Aufgabe: Setze den Text über die Pro-bono-Beratung durch Anwälte im Anschluss an seinen letzten Satz fort.

Auszug:

============

2/2: Bloß niemandem die Mandate wegnehmen
Vorstandssprecher Braun macht deutlich, dass man niemandem Geschäft wegnehmen wolle. "Wir wollen gerade keinen Wettbewerb um entgeltliche Mandate entfachen, sondern dort pro bono anbieten, wo kein Markt besteht." Er fügt hinzu: "Kein Anwaltskollege, der PKH-Mandate bearbeitet, wird durch die ehrenamtliche Beratung Mandate verlieren!" Aus diesem Grund möchte der Verein pro bono-Beratung für diejenigen fördern, die "nicht in den Genuss der gesetzlichen Kostenhilfe kommen".
Lange Zeit herrschte große Unsicherheit in der Anwaltsszene, ob pro bono-Beratung rechtlich überhaupt erlaubt sei. Fragen des unlauteren Wettbewerbs, des Versicherungsschutzes und der Zulässigkeit von unentgeltlicher Beratung verunsichern weiterhin große Teile der Anwaltschaft. Mittlerweile wurden aber sowohl die Bundesrechtsanwaltsordnung als auch das Rechtsanwaltsvergütungsgesetz (RVG) angepasst. Lediglich §4 des RVG sorgt für einen letzten Rest Unklarheit.

============

Bereitgestelltes Material:
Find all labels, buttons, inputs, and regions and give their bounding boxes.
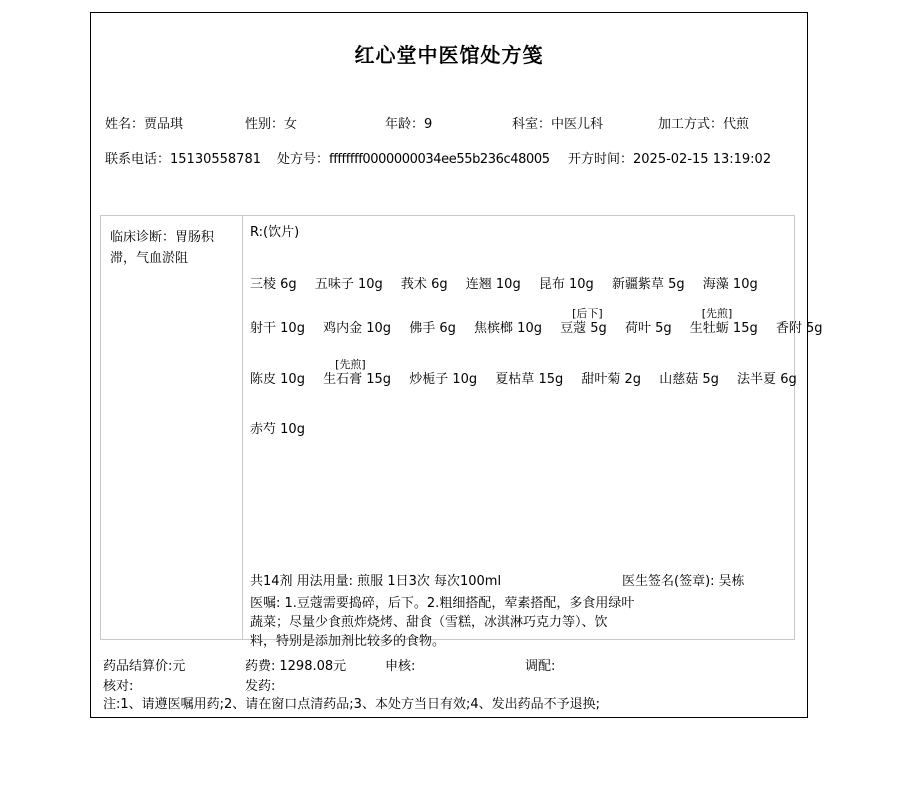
doctor-signature: 医生签名(签章):吴栋 <box>622 574 745 590</box>
herb-prep-note: [后下] <box>572 306 603 322</box>
field-rx-number: 处方号：ffffffff0000000034ee55b236c48005 <box>277 148 550 167</box>
herb-item: 赤芍 10g <box>250 422 305 438</box>
field-label: 申核: <box>385 659 415 674</box>
prescription-cell: R:(饮片) 三棱 6g 五味子 10g 莪术 6g 连翘 10g 昆布 10g… <box>244 216 794 639</box>
herb-name: 新疆紫草 <box>612 277 664 292</box>
field-label: 联系电话： <box>105 152 170 167</box>
herb-dose: 2g <box>625 372 642 387</box>
field-value: 代煎 <box>723 117 749 132</box>
herb-dose: 10g <box>366 321 391 336</box>
herb-item: 三棱 6g <box>250 277 297 293</box>
herb-dose: 6g <box>439 321 456 336</box>
field-label: 开方时间： <box>568 152 633 167</box>
herb-dose: 10g <box>358 277 383 292</box>
instruction-line: 蔬菜；尽量少食煎炸烧烤、甜食（雪糕，冰淇淋巧克力等）、饮 <box>250 613 720 632</box>
herb-dose: 5g <box>590 321 607 336</box>
herb-name: 焦槟榔 <box>474 321 513 336</box>
field-settlement-price: 药品结算价:元 <box>103 655 185 674</box>
herb-dose: 10g <box>733 277 758 292</box>
herb-dose: 10g <box>569 277 594 292</box>
herb-name: 赤芍 <box>250 422 276 437</box>
herb-dose: 15g <box>538 372 563 387</box>
herb-line: 赤芍 10g <box>250 422 319 438</box>
herb-name: 三棱 <box>250 277 276 292</box>
footer-notes: 注:1、请遵医嘱用药;2、请在窗口点清药品;3、本处方当日有效;4、发出药品不予… <box>103 693 600 712</box>
instruction-line: 医嘱: 1.豆蔻需要捣碎，后下。2.粗细搭配，荤素搭配，多食用绿叶 <box>250 594 720 613</box>
herb-name: 生牡蛎 <box>690 321 729 336</box>
herb-item: 香附 5g <box>776 321 823 337</box>
herb-dose: 10g <box>452 372 477 387</box>
herb-name: 生石膏 <box>323 372 362 387</box>
herb-line: 三棱 6g 五味子 10g 莪术 6g 连翘 10g 昆布 10g 新疆紫草 5… <box>250 277 772 293</box>
herb-name: 豆蔻 <box>560 321 586 336</box>
clinical-diagnosis: 临床诊断：胃肠积滞，气血淤阻 <box>110 227 220 269</box>
field-label: 发药: <box>245 679 275 694</box>
herb-line: 射干 10g 鸡内金 10g 佛手 6g 焦槟榔 10g [后下]豆蔻 5g 荷… <box>250 321 837 337</box>
herb-dose: 10g <box>517 321 542 336</box>
diagnosis-cell: 临床诊断：胃肠积滞，气血淤阻 <box>101 216 243 639</box>
herb-prep-note: [先煎] <box>702 306 733 322</box>
herb-item: 荷叶 5g <box>625 321 672 337</box>
herb-item: 陈皮 10g <box>250 372 305 388</box>
field-value: 女 <box>284 117 297 132</box>
field-age: 年龄：9 <box>385 113 432 132</box>
field-gender: 性别：女 <box>245 113 297 132</box>
herb-prep-note: [先煎] <box>335 357 366 373</box>
field-patient-name: 姓名：贾品琪 <box>105 113 183 132</box>
prescription-sheet: 红心堂中医馆处方笺 姓名：贾品琪 性别：女 年龄：9 科室：中医儿科 加工方式：… <box>90 12 808 718</box>
herb-item: [后下]豆蔻 5g <box>560 321 607 337</box>
herb-dose: 5g <box>655 321 672 336</box>
herb-item: 佛手 6g <box>409 321 456 337</box>
page-title: 红心堂中医馆处方笺 <box>91 39 807 68</box>
herb-item: 射干 10g <box>250 321 305 337</box>
instruction-line: 料，特别是添加剂比较多的食物。 <box>250 632 720 651</box>
herb-item: [先煎]生牡蛎 15g <box>690 321 758 337</box>
herb-name: 昆布 <box>539 277 565 292</box>
herb-item: 炒栀子 10g <box>409 372 477 388</box>
field-label: 加工方式： <box>658 117 723 132</box>
field-value: 15130558781 <box>170 152 261 167</box>
doctor-instructions: 医嘱: 1.豆蔻需要捣碎，后下。2.粗细搭配，荤素搭配，多食用绿叶 蔬菜；尽量少… <box>250 594 720 651</box>
field-value: 元 <box>172 659 185 674</box>
field-fee: 药费:1298.08元 <box>245 655 346 674</box>
herb-dose: 5g <box>806 321 823 336</box>
field-label: 处方号： <box>277 152 329 167</box>
prescription-box: 临床诊断：胃肠积滞，气血淤阻 R:(饮片) 三棱 6g 五味子 10g 莪术 6… <box>100 215 795 640</box>
herb-dose: 10g <box>496 277 521 292</box>
herb-name: 陈皮 <box>250 372 276 387</box>
herb-item: 连翘 10g <box>466 277 521 293</box>
herb-name: 法半夏 <box>737 372 776 387</box>
herb-dose: 5g <box>668 277 685 292</box>
field-dispense-prep: 调配: <box>525 655 559 674</box>
herb-dose: 10g <box>280 372 305 387</box>
field-value: 吴栋 <box>719 574 745 589</box>
field-label: 调配: <box>525 659 555 674</box>
usage-line: 共14剂 用法用量: 煎服 1日3次 每次100ml <box>250 574 501 590</box>
herb-item: 莪术 6g <box>401 277 448 293</box>
herb-name: 甜叶菊 <box>581 372 620 387</box>
field-value: 2025-02-15 13:19:02 <box>633 152 771 167</box>
herb-name: 夏枯草 <box>495 372 534 387</box>
field-phone: 联系电话：15130558781 <box>105 148 261 167</box>
field-label: 核对: <box>103 679 133 694</box>
herb-item: 焦槟榔 10g <box>474 321 542 337</box>
herb-name: 佛手 <box>409 321 435 336</box>
herb-item: 新疆紫草 5g <box>612 277 685 293</box>
field-label: 科室： <box>512 117 551 132</box>
herb-dose: 10g <box>280 422 305 437</box>
herb-dose: 15g <box>366 372 391 387</box>
herb-item: 山慈菇 5g <box>659 372 719 388</box>
herb-line: 陈皮 10g [先煎]生石膏 15g 炒栀子 10g 夏枯草 15g 甜叶菊 2… <box>250 372 811 388</box>
herb-name: 连翘 <box>466 277 492 292</box>
herb-name: 射干 <box>250 321 276 336</box>
field-check: 核对: <box>103 675 137 694</box>
herb-name: 山慈菇 <box>659 372 698 387</box>
field-label: 姓名： <box>105 117 144 132</box>
herb-dose: 10g <box>280 321 305 336</box>
herb-item: 海藻 10g <box>703 277 758 293</box>
herb-dose: 15g <box>733 321 758 336</box>
herb-dose: 6g <box>431 277 448 292</box>
field-value: 贾品琪 <box>144 117 183 132</box>
herb-name: 鸡内金 <box>323 321 362 336</box>
herb-item: 鸡内金 10g <box>323 321 391 337</box>
herb-item: [先煎]生石膏 15g <box>323 372 391 388</box>
field-department: 科室：中医儿科 <box>512 113 603 132</box>
field-value: 9 <box>424 117 432 132</box>
herb-name: 莪术 <box>401 277 427 292</box>
field-value: 中医儿科 <box>551 117 603 132</box>
herb-item: 五味子 10g <box>315 277 383 293</box>
herb-item: 法半夏 6g <box>737 372 797 388</box>
field-issue-time: 开方时间：2025-02-15 13:19:02 <box>568 148 771 167</box>
herb-item: 甜叶菊 2g <box>581 372 641 388</box>
field-label: 药品结算价: <box>103 659 172 674</box>
herb-name: 荷叶 <box>625 321 651 336</box>
herb-name: 炒栀子 <box>409 372 448 387</box>
field-value: ffffffff0000000034ee55b236c48005 <box>329 152 550 167</box>
herb-dose: 5g <box>702 372 719 387</box>
rx-header: R:(饮片) <box>250 225 299 241</box>
field-value: 1298.08元 <box>279 659 346 674</box>
field-label: 性别： <box>245 117 284 132</box>
herb-name: 五味子 <box>315 277 354 292</box>
herb-name: 海藻 <box>703 277 729 292</box>
field-processing: 加工方式：代煎 <box>658 113 749 132</box>
field-label: 医生签名(签章): <box>622 574 715 589</box>
herb-dose: 6g <box>780 372 797 387</box>
field-review: 申核: <box>385 655 419 674</box>
herb-item: 昆布 10g <box>539 277 594 293</box>
field-label: 药费: <box>245 659 275 674</box>
herb-name: 香附 <box>776 321 802 336</box>
herb-item: 夏枯草 15g <box>495 372 563 388</box>
herb-dose: 6g <box>280 277 297 292</box>
field-label: 年龄： <box>385 117 424 132</box>
field-dispense: 发药: <box>245 675 279 694</box>
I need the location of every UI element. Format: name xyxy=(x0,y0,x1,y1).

============

Antwort:
Braun, hauptberuflich als Vergaberechtspartner bei Orrick in Frankfurt tätig, sieht jedoch kein Problem: "Wir führen keine Zulässigkeitsdebatte, weil diese in der Praxis keine Rolle spielt. Klar ist jedoch, dass die rechtlichen Rahmenbedingungen weiter verbessert werden müssen." Braun gibt sich zuversichtlich: "Wie so oft wird die Praxis die Theorie überholen, die schließlich nachziehen wird. Pro bono pauschal in Zweifel zu ziehen, wird der Sache nicht gerecht."
Studenten als Vorbild
Tatsächlich spricht die Bundesrechtsanwaltskammer bereits 2011 in einer Mitteilung von einer "freien, nur ethisch gebundenen Entscheidung", pro bono zu beraten. Kanzleien, die gar nicht oder nur in geringem Umfang PKH-Beratung anbieten würden, werden dort aufgerufen, sich vermehrt pro bono zu engagieren.
Weiter heißt es: "Die in das anwaltliche Ermessen gestellte Honorarvereinbarung bei Beratungen und außergerichtlichen Vertretungen eröffnet hierfür ein weites Feld, und die Regelung des § 49b Abs. 1 Satz 2 BRAO lässt auch für pro bono-Tätigkeiten in gerichtlichen Angelegenheiten genügend Raum."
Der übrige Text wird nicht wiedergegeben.